(Stored data entries)

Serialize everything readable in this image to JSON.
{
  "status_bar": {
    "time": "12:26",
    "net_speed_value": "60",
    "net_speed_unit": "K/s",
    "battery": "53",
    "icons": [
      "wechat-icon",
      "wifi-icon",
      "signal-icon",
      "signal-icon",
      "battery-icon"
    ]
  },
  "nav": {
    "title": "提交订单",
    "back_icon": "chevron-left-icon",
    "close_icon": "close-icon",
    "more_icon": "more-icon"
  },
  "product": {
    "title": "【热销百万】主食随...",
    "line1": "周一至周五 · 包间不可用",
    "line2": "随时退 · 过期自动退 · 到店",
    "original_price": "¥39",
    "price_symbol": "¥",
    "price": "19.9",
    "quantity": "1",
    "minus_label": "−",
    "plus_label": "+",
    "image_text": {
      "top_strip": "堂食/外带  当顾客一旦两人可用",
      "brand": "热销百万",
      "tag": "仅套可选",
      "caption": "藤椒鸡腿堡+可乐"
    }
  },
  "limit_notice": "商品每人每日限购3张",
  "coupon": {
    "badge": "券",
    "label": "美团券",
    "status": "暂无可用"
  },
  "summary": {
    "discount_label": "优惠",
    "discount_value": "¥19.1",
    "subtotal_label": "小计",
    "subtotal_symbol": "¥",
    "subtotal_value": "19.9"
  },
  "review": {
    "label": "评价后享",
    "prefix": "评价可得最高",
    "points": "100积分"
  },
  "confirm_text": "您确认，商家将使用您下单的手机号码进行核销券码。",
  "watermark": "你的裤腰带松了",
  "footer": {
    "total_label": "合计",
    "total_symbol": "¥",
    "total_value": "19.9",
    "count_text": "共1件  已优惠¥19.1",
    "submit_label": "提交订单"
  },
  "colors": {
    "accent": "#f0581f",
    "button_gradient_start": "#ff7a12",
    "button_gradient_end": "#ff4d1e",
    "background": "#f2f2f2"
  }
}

# Requirement
Reproduce the data in full, exactly as presented.

# Final result
Serialize everything readable in this image to JSON.
{
  "status_bar": {
    "time": "12:26",
    "net_speed_value": "60",
    "net_speed_unit": "K/s",
    "battery": "53",
    "icons": [
      "wechat-icon",
      "wifi-icon",
      "signal-icon",
      "signal-icon",
      "battery-icon"
    ]
  },
  "nav": {
    "title": "提交订单",
    "back_icon": "chevron-left-icon",
    "close_icon": "close-icon",
    "more_icon": "more-icon"
  },
  "product": {
    "title": "【热销百万】主食随...",
    "line1": "周一至周五 · 包间不可用",
    "line2": "随时退 · 过期自动退 · 到店",
    "original_price": "¥39",
    "price_symbol": "¥",
    "price": "19.9",
    "quantity": "1",
    "minus_label": "−",
    "plus_label": "+",
    "image_text": {
      "top_strip": "堂食/外带  当顾客一旦两人可用",
      "brand": "热销百万",
      "tag": "仅套可选",
      "caption": "藤椒鸡腿堡+可乐"
    }
  },
  "limit_notice": "商品每人每日限购3张",
  "coupon": {
    "badge": "券",
    "label": "美团券",
    "status": "暂无可用"
  },
  "summary": {
    "discount_label": "优惠",
    "discount_value": "¥19.1",
    "subtotal_label": "小计",
    "subtotal_symbol": "¥",
    "subtotal_value": "19.9"
  },
  "review": {
    "label": "评价后享",
    "prefix": "评价可得最高",
    "points": "100积分"
  },
  "confirm_text": "您确认，商家将使用您下单的手机号码进行核销券码。",
  "watermark": "你的裤腰带松了",
  "footer": {
    "total_label": "合计",
    "total_symbol": "¥",
    "total_value": "19.9",
    "count_text": "共1件  已优惠¥19.1",
    "submit_label": "提交订单"
  },
  "colors": {
    "accent": "#f0581f",
    "button_gradient_start": "#ff7a12",
    "button_gradient_end": "#ff4d1e",
    "background": "#f2f2f2"
  }
}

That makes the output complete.